[start of RECORDS FOR THE EXERCISE]
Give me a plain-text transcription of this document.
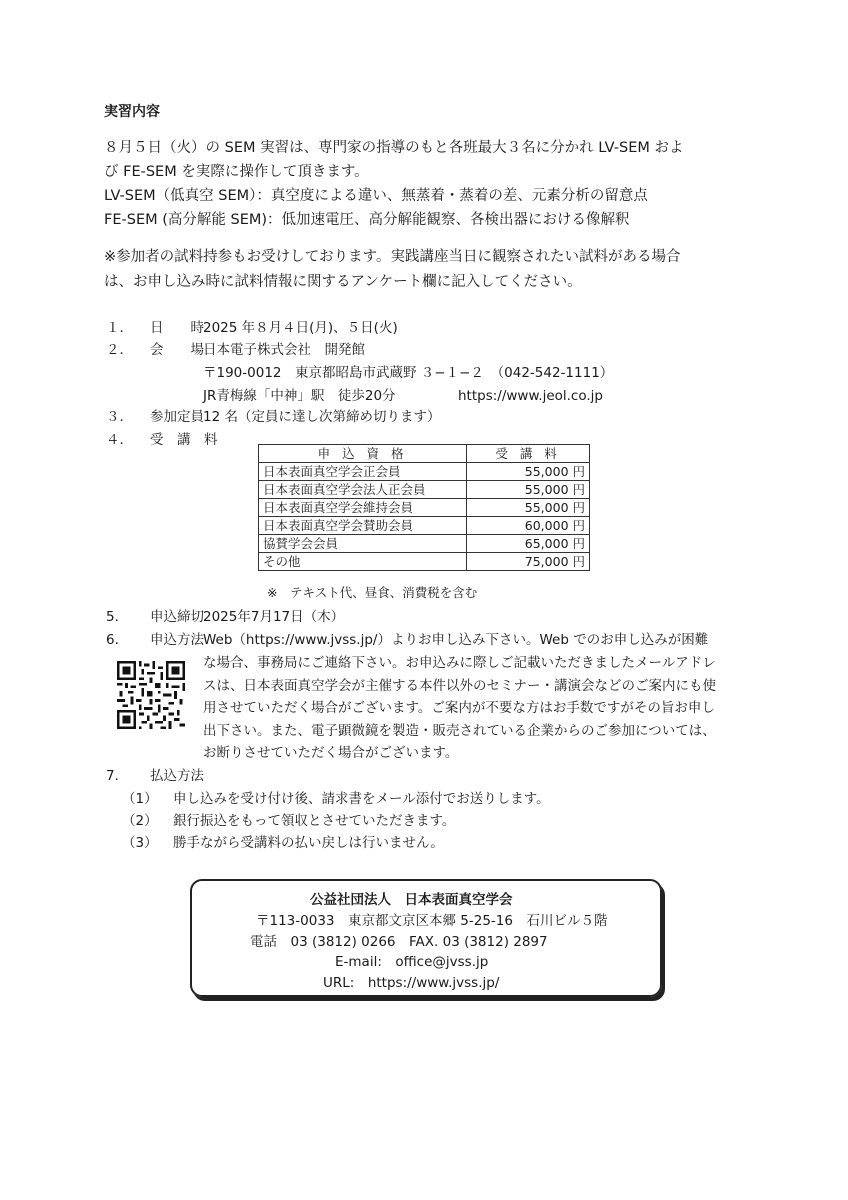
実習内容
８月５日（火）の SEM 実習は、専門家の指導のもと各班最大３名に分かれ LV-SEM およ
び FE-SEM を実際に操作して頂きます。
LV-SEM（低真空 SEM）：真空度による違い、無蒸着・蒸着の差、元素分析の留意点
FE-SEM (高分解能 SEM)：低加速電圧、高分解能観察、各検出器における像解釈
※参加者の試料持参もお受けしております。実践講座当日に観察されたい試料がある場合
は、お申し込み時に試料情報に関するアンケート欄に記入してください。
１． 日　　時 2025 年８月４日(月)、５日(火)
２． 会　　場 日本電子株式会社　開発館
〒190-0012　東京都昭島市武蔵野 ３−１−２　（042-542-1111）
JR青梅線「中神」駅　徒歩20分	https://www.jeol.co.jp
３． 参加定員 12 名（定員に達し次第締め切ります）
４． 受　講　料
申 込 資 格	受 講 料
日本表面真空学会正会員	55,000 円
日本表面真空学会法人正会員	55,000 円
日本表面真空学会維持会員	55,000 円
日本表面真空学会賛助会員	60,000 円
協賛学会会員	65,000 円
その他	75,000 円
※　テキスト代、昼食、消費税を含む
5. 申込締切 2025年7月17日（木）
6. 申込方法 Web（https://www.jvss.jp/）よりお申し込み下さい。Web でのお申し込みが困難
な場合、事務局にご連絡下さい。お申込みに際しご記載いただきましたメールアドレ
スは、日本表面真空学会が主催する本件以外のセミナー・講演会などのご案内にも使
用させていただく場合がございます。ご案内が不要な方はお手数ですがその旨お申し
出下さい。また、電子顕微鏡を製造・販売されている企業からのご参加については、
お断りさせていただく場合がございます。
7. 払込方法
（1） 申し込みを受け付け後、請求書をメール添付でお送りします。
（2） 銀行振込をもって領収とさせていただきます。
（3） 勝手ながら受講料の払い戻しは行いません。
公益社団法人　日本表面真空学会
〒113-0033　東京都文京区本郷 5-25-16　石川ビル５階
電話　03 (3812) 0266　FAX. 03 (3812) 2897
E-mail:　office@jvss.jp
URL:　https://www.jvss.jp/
[end of RECORDS FOR THE EXERCISE]
THE PROBLEM:
Each line in the records above should be reproduced exactly; images are not copied.

SOLUTION TO THE PROBLEM:
Give me a plain-text transcription of this document.
実習内容
８月５日（火）の SEM 実習は、専門家の指導のもと各班最大３名に分かれ LV-SEM およ
び FE-SEM を実際に操作して頂きます。
LV-SEM（低真空 SEM）：真空度による違い、無蒸着・蒸着の差、元素分析の留意点
FE-SEM (高分解能 SEM)：低加速電圧、高分解能観察、各検出器における像解釈
※参加者の試料持参もお受けしております。実践講座当日に観察されたい試料がある場合
は、お申し込み時に試料情報に関するアンケート欄に記入してください。
１． 日　　時 2025 年８月４日(月)、５日(火)
２． 会　　場 日本電子株式会社　開発館
〒190-0012　東京都昭島市武蔵野 ３−１−２　（042-542-1111）
JR青梅線「中神」駅　徒歩20分	https://www.jeol.co.jp
３． 参加定員 12 名（定員に達し次第締め切ります）
４． 受　講　料
申 込 資 格	受 講 料
日本表面真空学会正会員	55,000 円
日本表面真空学会法人正会員	55,000 円
日本表面真空学会維持会員	55,000 円
日本表面真空学会賛助会員	60,000 円
協賛学会会員	65,000 円
その他	75,000 円
※　テキスト代、昼食、消費税を含む
5. 申込締切 2025年7月17日（木）
6. 申込方法 Web（https://www.jvss.jp/）よりお申し込み下さい。Web でのお申し込みが困難
な場合、事務局にご連絡下さい。お申込みに際しご記載いただきましたメールアドレ
スは、日本表面真空学会が主催する本件以外のセミナー・講演会などのご案内にも使
用させていただく場合がございます。ご案内が不要な方はお手数ですがその旨お申し
出下さい。また、電子顕微鏡を製造・販売されている企業からのご参加については、
お断りさせていただく場合がございます。
7. 払込方法
（1） 申し込みを受け付け後、請求書をメール添付でお送りします。
（2） 銀行振込をもって領収とさせていただきます。
（3） 勝手ながら受講料の払い戻しは行いません。
公益社団法人　日本表面真空学会
〒113-0033　東京都文京区本郷 5-25-16　石川ビル５階
電話　03 (3812) 0266　FAX. 03 (3812) 2897
E-mail:　office@jvss.jp
URL:　https://www.jvss.jp/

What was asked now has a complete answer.